**WORK TO DO**
Scan the records for the word "游戏LOGO". Copy each line that includes it.

**EXTRACTED RECORDS**
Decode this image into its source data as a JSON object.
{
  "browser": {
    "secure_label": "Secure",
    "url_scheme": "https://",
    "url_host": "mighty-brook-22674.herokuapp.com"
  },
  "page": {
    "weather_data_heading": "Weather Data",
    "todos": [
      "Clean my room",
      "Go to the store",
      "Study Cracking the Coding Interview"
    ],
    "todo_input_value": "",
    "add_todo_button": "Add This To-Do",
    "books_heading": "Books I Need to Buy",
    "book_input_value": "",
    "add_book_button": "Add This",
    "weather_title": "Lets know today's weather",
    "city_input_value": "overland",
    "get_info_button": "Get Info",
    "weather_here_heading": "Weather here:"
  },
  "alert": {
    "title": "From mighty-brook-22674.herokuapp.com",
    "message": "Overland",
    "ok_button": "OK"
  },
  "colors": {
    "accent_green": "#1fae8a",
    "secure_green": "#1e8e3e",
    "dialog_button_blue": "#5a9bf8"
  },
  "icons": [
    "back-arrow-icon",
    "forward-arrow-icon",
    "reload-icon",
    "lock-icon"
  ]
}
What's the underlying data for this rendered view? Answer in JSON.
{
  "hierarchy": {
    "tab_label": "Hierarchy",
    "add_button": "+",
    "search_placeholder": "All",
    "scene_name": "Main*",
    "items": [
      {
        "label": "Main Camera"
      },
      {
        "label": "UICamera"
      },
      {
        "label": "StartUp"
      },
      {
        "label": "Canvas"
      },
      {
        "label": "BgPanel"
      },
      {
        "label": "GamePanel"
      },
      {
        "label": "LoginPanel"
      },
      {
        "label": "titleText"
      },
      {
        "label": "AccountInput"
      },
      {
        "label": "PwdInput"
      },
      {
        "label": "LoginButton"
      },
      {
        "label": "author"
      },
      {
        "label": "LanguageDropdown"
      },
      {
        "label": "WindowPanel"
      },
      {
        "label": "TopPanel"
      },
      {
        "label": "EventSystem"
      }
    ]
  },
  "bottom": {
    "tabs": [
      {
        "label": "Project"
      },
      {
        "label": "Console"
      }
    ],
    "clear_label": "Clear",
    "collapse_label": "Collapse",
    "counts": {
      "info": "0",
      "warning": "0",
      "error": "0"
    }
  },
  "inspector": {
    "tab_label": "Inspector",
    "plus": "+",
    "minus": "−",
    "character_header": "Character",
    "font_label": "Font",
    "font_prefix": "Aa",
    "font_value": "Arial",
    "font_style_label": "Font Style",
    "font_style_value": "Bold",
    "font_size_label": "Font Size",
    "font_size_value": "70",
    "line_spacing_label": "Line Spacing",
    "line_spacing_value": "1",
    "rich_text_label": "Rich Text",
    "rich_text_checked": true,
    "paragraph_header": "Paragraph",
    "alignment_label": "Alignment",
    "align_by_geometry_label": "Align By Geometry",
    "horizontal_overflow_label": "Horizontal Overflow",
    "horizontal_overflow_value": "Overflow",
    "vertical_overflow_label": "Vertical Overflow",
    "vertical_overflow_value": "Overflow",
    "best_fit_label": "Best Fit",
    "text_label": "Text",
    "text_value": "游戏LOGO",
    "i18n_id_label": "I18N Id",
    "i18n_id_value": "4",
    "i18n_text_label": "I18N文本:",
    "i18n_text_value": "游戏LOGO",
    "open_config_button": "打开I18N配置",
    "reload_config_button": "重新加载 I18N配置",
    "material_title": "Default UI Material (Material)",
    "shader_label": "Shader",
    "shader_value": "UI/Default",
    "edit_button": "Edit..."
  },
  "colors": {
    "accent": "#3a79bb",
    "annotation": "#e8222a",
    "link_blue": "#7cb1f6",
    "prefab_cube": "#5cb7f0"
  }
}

**RESPONSE TO THIS EXERCISE**
    "text_value": "游戏LOGO",
    "i18n_text_value": "游戏LOGO",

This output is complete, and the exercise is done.